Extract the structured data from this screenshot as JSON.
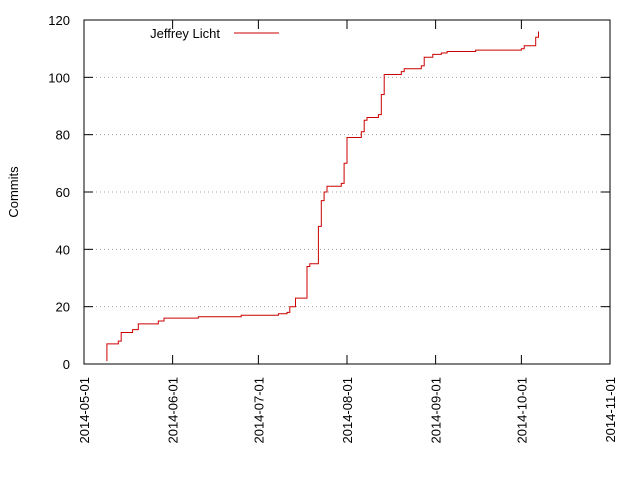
{
  "chart_data": {
    "type": "line",
    "title": "",
    "xlabel": "",
    "ylabel": "Commits",
    "xlim": [
      "2014-05-01",
      "2014-11-01"
    ],
    "ylim": [
      0,
      120
    ],
    "grid": "horizontal dotted",
    "legend_position": "top-left",
    "x_ticks": [
      "2014-05-01",
      "2014-06-01",
      "2014-07-01",
      "2014-08-01",
      "2014-09-01",
      "2014-10-01",
      "2014-11-01"
    ],
    "y_ticks": [
      0,
      20,
      40,
      60,
      80,
      100,
      120
    ],
    "series": [
      {
        "name": "Jeffrey Licht",
        "color": "#cc0000",
        "points": [
          [
            "2014-05-09",
            1
          ],
          [
            "2014-05-09",
            7
          ],
          [
            "2014-05-13",
            8
          ],
          [
            "2014-05-14",
            11
          ],
          [
            "2014-05-18",
            12
          ],
          [
            "2014-05-20",
            14
          ],
          [
            "2014-05-27",
            15
          ],
          [
            "2014-05-29",
            16
          ],
          [
            "2014-06-10",
            16.5
          ],
          [
            "2014-06-25",
            17
          ],
          [
            "2014-07-08",
            17.5
          ],
          [
            "2014-07-11",
            18
          ],
          [
            "2014-07-12",
            20
          ],
          [
            "2014-07-14",
            23
          ],
          [
            "2014-07-18",
            24
          ],
          [
            "2014-07-18",
            34
          ],
          [
            "2014-07-19",
            35
          ],
          [
            "2014-07-22",
            36
          ],
          [
            "2014-07-22",
            48
          ],
          [
            "2014-07-23",
            49
          ],
          [
            "2014-07-23",
            57
          ],
          [
            "2014-07-24",
            60
          ],
          [
            "2014-07-25",
            62
          ],
          [
            "2014-07-30",
            63
          ],
          [
            "2014-07-31",
            70
          ],
          [
            "2014-08-01",
            75
          ],
          [
            "2014-08-01",
            79
          ],
          [
            "2014-08-06",
            81
          ],
          [
            "2014-08-07",
            85
          ],
          [
            "2014-08-08",
            86
          ],
          [
            "2014-08-12",
            87
          ],
          [
            "2014-08-13",
            94
          ],
          [
            "2014-08-14",
            101
          ],
          [
            "2014-08-20",
            102
          ],
          [
            "2014-08-21",
            103
          ],
          [
            "2014-08-27",
            104
          ],
          [
            "2014-08-28",
            107
          ],
          [
            "2014-08-31",
            108
          ],
          [
            "2014-09-03",
            108.5
          ],
          [
            "2014-09-05",
            109
          ],
          [
            "2014-09-15",
            109.5
          ],
          [
            "2014-10-01",
            110
          ],
          [
            "2014-10-02",
            111
          ],
          [
            "2014-10-06",
            112
          ],
          [
            "2014-10-06",
            114
          ],
          [
            "2014-10-07",
            116
          ]
        ]
      }
    ]
  }
}
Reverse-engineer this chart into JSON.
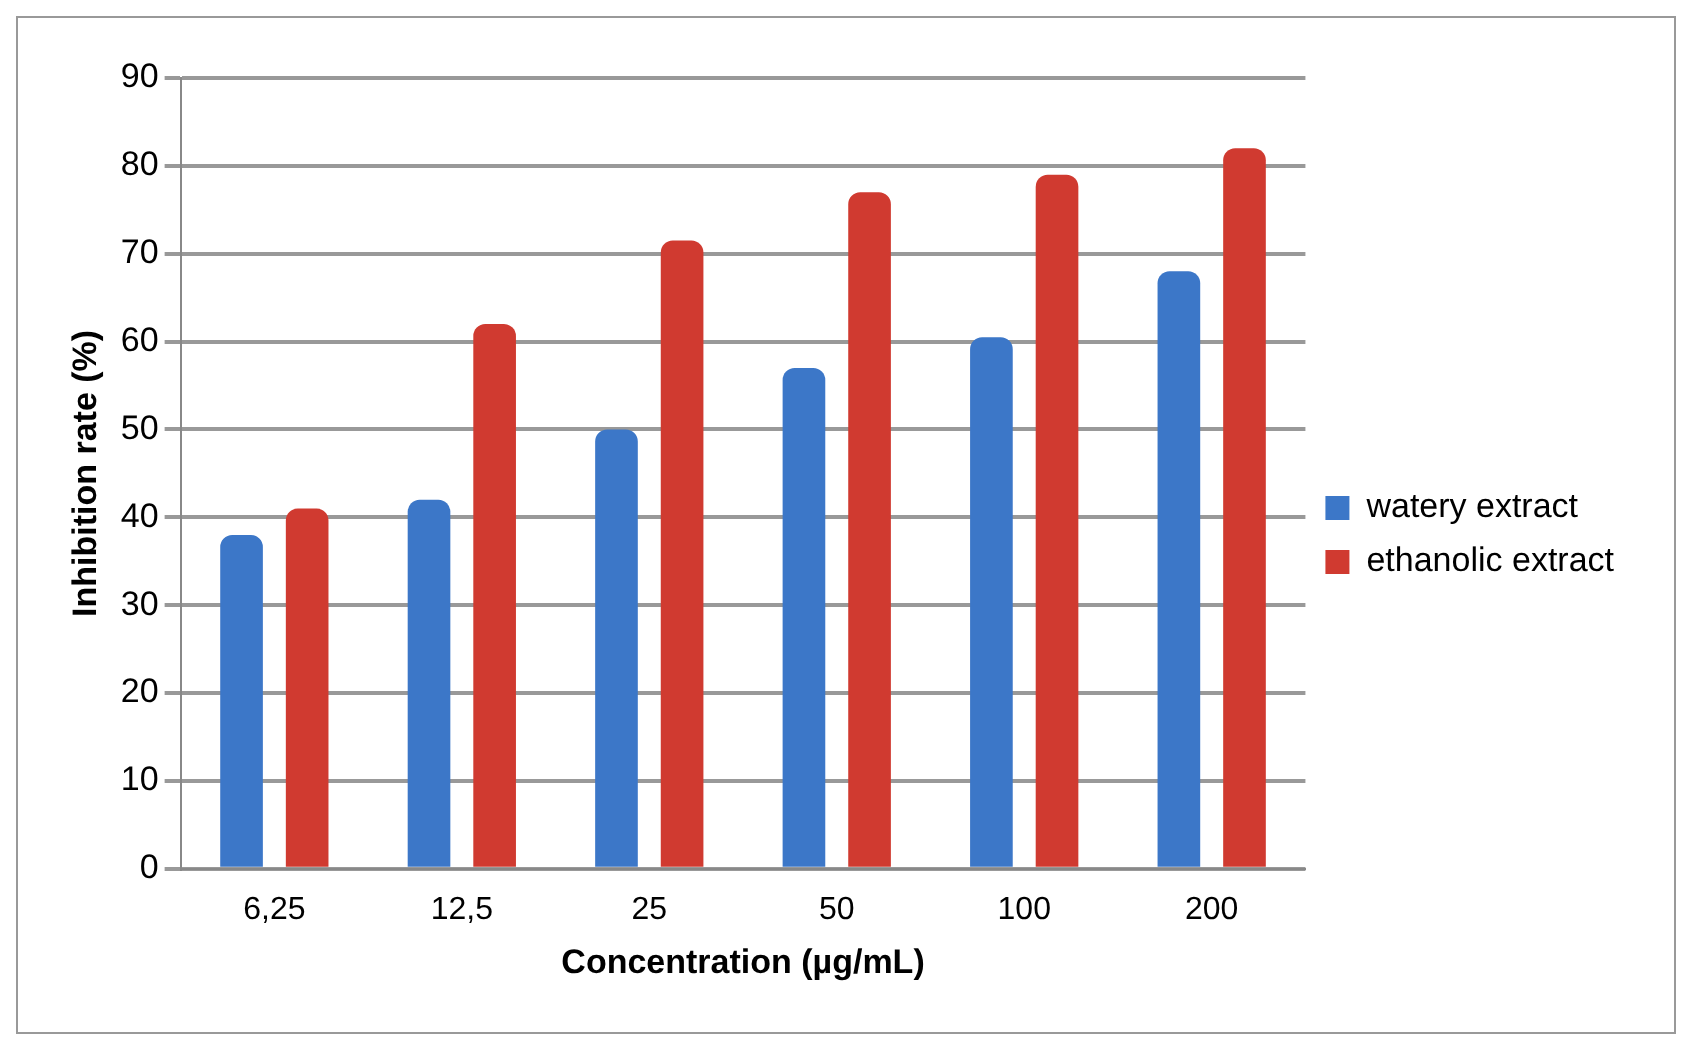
{
  "chart_data": {
    "type": "bar",
    "xlabel": "Concentration (µg/mL)",
    "ylabel": "Inhibition rate (%)",
    "categories": [
      "6,25",
      "12,5",
      "25",
      "50",
      "100",
      "200"
    ],
    "series": [
      {
        "name": "watery extract",
        "color": "#3c77c8",
        "values": [
          38,
          42,
          50,
          57,
          60.5,
          68
        ]
      },
      {
        "name": "ethanolic extract",
        "color": "#d03a30",
        "values": [
          41,
          62,
          71.5,
          77,
          79,
          82
        ]
      }
    ],
    "ylim": [
      0,
      90
    ],
    "yticks": [
      0,
      10,
      20,
      30,
      40,
      50,
      60,
      70,
      80,
      90
    ],
    "grid": "y",
    "legend": "right"
  }
}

----

■ **TASK TO CARRY OUT**
Scan the material above for the string "this" and report each line where you find it.

■ **ANSWER FOR THE TASK**
Extract the structured data from this screenshot as JSON.
Reverse-engineer this chart into JSON.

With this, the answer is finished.